THE DATA:
################

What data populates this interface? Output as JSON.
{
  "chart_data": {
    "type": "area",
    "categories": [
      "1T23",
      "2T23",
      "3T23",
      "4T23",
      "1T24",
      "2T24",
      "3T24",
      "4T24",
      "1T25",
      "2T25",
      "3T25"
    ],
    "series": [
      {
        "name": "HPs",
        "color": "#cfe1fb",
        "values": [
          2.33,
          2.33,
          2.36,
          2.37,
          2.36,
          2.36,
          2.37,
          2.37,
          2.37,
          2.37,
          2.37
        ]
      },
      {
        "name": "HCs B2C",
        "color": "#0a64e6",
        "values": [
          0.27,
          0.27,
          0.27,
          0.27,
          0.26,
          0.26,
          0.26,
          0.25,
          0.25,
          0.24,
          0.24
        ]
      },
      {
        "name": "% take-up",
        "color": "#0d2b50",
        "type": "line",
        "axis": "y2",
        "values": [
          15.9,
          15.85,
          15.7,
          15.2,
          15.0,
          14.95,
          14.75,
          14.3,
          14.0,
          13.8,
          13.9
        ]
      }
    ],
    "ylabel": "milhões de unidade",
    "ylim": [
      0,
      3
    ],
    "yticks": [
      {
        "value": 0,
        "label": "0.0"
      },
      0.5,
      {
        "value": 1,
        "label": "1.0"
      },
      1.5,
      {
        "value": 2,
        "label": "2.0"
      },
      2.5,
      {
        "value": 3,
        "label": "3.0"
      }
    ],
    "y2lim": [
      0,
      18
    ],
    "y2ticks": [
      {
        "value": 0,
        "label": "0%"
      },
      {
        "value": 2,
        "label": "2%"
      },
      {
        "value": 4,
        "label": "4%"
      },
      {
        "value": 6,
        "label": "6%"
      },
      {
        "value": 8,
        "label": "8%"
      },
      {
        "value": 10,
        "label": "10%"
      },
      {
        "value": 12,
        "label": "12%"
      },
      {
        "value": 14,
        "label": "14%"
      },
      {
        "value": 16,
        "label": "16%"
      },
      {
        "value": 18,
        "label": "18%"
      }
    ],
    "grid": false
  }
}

################

Repeat back the data above, exact to the last character.

EXPECTED ANSWER:
What data populates this interface? Output as JSON.
{
  "chart_data": {
    "type": "area",
    "categories": [
      "1T23",
      "2T23",
      "3T23",
      "4T23",
      "1T24",
      "2T24",
      "3T24",
      "4T24",
      "1T25",
      "2T25",
      "3T25"
    ],
    "series": [
      {
        "name": "HPs",
        "color": "#cfe1fb",
        "values": [
          2.33,
          2.33,
          2.36,
          2.37,
          2.36,
          2.36,
          2.37,
          2.37,
          2.37,
          2.37,
          2.37
        ]
      },
      {
        "name": "HCs B2C",
        "color": "#0a64e6",
        "values": [
          0.27,
          0.27,
          0.27,
          0.27,
          0.26,
          0.26,
          0.26,
          0.25,
          0.25,
          0.24,
          0.24
        ]
      },
      {
        "name": "% take-up",
        "color": "#0d2b50",
        "type": "line",
        "axis": "y2",
        "values": [
          15.9,
          15.85,
          15.7,
          15.2,
          15.0,
          14.95,
          14.75,
          14.3,
          14.0,
          13.8,
          13.9
        ]
      }
    ],
    "ylabel": "milhões de unidade",
    "ylim": [
      0,
      3
    ],
    "yticks": [
      {
        "value": 0,
        "label": "0.0"
      },
      0.5,
      {
        "value": 1,
        "label": "1.0"
      },
      1.5,
      {
        "value": 2,
        "label": "2.0"
      },
      2.5,
      {
        "value": 3,
        "label": "3.0"
      }
    ],
    "y2lim": [
      0,
      18
    ],
    "y2ticks": [
      {
        "value": 0,
        "label": "0%"
      },
      {
        "value": 2,
        "label": "2%"
      },
      {
        "value": 4,
        "label": "4%"
      },
      {
        "value": 6,
        "label": "6%"
      },
      {
        "value": 8,
        "label": "8%"
      },
      {
        "value": 10,
        "label": "10%"
      },
      {
        "value": 12,
        "label": "12%"
      },
      {
        "value": 14,
        "label": "14%"
      },
      {
        "value": 16,
        "label": "16%"
      },
      {
        "value": 18,
        "label": "18%"
      }
    ],
    "grid": false
  }
}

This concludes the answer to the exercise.